§ **What is asked**: Reproduce the lines below, substituting "data-curve" for every occurrence of "series-line" and leaving everything else unchanged.

§ **Extracted records**:
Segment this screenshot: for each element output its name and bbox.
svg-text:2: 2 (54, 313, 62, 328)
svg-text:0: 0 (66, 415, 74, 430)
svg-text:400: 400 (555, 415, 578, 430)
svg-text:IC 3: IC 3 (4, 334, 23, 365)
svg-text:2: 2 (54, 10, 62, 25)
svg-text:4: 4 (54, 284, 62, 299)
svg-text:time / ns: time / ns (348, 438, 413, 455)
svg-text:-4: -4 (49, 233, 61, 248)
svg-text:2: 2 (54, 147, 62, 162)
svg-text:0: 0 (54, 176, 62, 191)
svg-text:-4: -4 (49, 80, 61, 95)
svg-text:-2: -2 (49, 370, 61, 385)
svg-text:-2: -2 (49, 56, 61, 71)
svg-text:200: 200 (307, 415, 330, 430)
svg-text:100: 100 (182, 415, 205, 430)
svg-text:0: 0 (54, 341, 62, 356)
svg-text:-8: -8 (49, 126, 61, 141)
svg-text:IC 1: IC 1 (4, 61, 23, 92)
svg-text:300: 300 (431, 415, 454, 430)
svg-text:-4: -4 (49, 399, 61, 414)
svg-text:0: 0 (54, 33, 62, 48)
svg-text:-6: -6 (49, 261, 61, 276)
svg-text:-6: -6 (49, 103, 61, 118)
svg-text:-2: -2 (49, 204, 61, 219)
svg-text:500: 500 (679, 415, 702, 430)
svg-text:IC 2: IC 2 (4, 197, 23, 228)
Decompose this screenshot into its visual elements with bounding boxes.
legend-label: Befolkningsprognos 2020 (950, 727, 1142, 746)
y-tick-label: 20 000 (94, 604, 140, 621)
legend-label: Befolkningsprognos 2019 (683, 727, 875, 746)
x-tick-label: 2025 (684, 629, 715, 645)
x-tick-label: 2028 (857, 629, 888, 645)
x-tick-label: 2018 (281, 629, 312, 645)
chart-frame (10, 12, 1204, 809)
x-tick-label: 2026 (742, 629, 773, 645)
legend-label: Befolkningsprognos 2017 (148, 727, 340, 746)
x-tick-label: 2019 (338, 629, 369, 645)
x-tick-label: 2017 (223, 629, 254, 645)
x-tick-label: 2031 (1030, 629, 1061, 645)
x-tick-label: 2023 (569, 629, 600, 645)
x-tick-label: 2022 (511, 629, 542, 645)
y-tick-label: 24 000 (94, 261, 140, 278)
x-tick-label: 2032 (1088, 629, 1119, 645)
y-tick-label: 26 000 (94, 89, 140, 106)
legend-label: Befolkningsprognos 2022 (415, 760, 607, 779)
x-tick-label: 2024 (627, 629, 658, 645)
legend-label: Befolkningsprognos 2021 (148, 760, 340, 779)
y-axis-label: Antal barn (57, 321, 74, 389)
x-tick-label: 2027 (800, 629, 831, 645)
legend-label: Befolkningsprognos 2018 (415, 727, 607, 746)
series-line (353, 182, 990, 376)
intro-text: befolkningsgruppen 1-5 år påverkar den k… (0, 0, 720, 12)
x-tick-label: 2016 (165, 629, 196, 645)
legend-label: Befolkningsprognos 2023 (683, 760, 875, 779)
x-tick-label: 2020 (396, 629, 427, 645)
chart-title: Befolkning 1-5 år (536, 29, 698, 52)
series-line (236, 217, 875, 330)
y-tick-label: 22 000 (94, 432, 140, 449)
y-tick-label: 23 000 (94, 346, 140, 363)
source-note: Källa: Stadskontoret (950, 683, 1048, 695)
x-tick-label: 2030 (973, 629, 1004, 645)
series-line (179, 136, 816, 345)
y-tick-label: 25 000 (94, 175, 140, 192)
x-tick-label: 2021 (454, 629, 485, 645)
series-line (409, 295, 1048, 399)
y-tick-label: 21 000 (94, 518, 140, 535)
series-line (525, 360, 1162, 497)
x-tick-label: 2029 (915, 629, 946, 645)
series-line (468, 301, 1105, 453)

§ **Complete output**:
Segment this screenshot: for each element output its name and bbox.
svg-text:2: 2 (54, 313, 62, 328)
svg-text:0: 0 (66, 415, 74, 430)
svg-text:400: 400 (555, 415, 578, 430)
svg-text:IC 3: IC 3 (4, 334, 23, 365)
svg-text:2: 2 (54, 10, 62, 25)
svg-text:4: 4 (54, 284, 62, 299)
svg-text:time / ns: time / ns (348, 438, 413, 455)
svg-text:-4: -4 (49, 233, 61, 248)
svg-text:2: 2 (54, 147, 62, 162)
svg-text:0: 0 (54, 176, 62, 191)
svg-text:-4: -4 (49, 80, 61, 95)
svg-text:-2: -2 (49, 370, 61, 385)
svg-text:-2: -2 (49, 56, 61, 71)
svg-text:200: 200 (307, 415, 330, 430)
svg-text:100: 100 (182, 415, 205, 430)
svg-text:0: 0 (54, 341, 62, 356)
svg-text:-8: -8 (49, 126, 61, 141)
svg-text:IC 1: IC 1 (4, 61, 23, 92)
svg-text:300: 300 (431, 415, 454, 430)
svg-text:-4: -4 (49, 399, 61, 414)
svg-text:0: 0 (54, 33, 62, 48)
svg-text:-6: -6 (49, 261, 61, 276)
svg-text:-6: -6 (49, 103, 61, 118)
svg-text:-2: -2 (49, 204, 61, 219)
svg-text:500: 500 (679, 415, 702, 430)
svg-text:IC 2: IC 2 (4, 197, 23, 228)
Decompose this screenshot into its visual elements with bounding boxes.
legend-label: Befolkningsprognos 2020 (950, 727, 1142, 746)
y-tick-label: 20 000 (94, 604, 140, 621)
legend-label: Befolkningsprognos 2019 (683, 727, 875, 746)
x-tick-label: 2025 (684, 629, 715, 645)
x-tick-label: 2028 (857, 629, 888, 645)
x-tick-label: 2018 (281, 629, 312, 645)
chart-frame (10, 12, 1204, 809)
x-tick-label: 2026 (742, 629, 773, 645)
legend-label: Befolkningsprognos 2017 (148, 727, 340, 746)
x-tick-label: 2019 (338, 629, 369, 645)
x-tick-label: 2017 (223, 629, 254, 645)
x-tick-label: 2031 (1030, 629, 1061, 645)
x-tick-label: 2023 (569, 629, 600, 645)
x-tick-label: 2022 (511, 629, 542, 645)
y-tick-label: 24 000 (94, 261, 140, 278)
x-tick-label: 2032 (1088, 629, 1119, 645)
y-tick-label: 26 000 (94, 89, 140, 106)
legend-label: Befolkningsprognos 2022 (415, 760, 607, 779)
x-tick-label: 2024 (627, 629, 658, 645)
legend-label: Befolkningsprognos 2021 (148, 760, 340, 779)
y-axis-label: Antal barn (57, 321, 74, 389)
x-tick-label: 2027 (800, 629, 831, 645)
legend-label: Befolkningsprognos 2018 (415, 727, 607, 746)
data-curve (353, 182, 990, 376)
intro-text: befolkningsgruppen 1-5 år påverkar den k… (0, 0, 720, 12)
x-tick-label: 2016 (165, 629, 196, 645)
legend-label: Befolkningsprognos 2023 (683, 760, 875, 779)
x-tick-label: 2020 (396, 629, 427, 645)
chart-title: Befolkning 1-5 år (536, 29, 698, 52)
data-curve (236, 217, 875, 330)
y-tick-label: 22 000 (94, 432, 140, 449)
y-tick-label: 23 000 (94, 346, 140, 363)
source-note: Källa: Stadskontoret (950, 683, 1048, 695)
x-tick-label: 2030 (973, 629, 1004, 645)
data-curve (179, 136, 816, 345)
y-tick-label: 25 000 (94, 175, 140, 192)
x-tick-label: 2021 (454, 629, 485, 645)
data-curve (409, 295, 1048, 399)
y-tick-label: 21 000 (94, 518, 140, 535)
data-curve (525, 360, 1162, 497)
x-tick-label: 2029 (915, 629, 946, 645)
data-curve (468, 301, 1105, 453)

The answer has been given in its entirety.